Rename "option-label" as "choice-label" in the listing, from its first line up to and including the line with "poll-option[interactable]: Donald Trump". Reproduce only those lines, with everything else unchanged.

··· Input material

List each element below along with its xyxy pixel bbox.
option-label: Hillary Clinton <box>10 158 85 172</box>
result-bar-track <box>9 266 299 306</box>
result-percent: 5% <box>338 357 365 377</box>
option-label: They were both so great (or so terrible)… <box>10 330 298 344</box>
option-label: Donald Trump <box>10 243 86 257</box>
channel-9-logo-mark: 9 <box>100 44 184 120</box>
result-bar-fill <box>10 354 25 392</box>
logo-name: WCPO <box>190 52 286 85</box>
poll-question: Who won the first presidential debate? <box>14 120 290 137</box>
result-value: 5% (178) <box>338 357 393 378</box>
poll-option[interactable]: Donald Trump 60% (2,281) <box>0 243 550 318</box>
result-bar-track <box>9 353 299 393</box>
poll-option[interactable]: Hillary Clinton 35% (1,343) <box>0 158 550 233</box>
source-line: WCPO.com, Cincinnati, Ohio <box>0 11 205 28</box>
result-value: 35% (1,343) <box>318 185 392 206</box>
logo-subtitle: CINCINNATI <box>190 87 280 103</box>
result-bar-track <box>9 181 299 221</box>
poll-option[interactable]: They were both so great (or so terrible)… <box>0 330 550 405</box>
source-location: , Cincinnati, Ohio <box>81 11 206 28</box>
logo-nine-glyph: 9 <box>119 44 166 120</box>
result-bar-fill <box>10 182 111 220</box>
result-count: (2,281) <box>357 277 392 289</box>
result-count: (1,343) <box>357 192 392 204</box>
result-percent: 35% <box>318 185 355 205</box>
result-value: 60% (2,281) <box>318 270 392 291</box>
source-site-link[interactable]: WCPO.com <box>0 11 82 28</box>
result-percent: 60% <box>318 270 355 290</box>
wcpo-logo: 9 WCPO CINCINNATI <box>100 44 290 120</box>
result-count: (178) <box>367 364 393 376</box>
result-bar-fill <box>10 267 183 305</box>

······

The solution:
List each element below along with its xyxy pixel bbox.
choice-label: Hillary Clinton <box>10 158 85 172</box>
result-bar-track <box>9 266 299 306</box>
result-percent: 5% <box>338 357 365 377</box>
choice-label: They were both so great (or so terrible)… <box>10 330 298 344</box>
choice-label: Donald Trump <box>10 243 86 257</box>
channel-9-logo-mark: 9 <box>100 44 184 120</box>
result-bar-fill <box>10 354 25 392</box>
logo-name: WCPO <box>190 52 286 85</box>
poll-question: Who won the first presidential debate? <box>14 120 290 137</box>
result-value: 5% (178) <box>338 357 393 378</box>
poll-option[interactable]: Donald Trump 60% (2,281) <box>0 243 550 318</box>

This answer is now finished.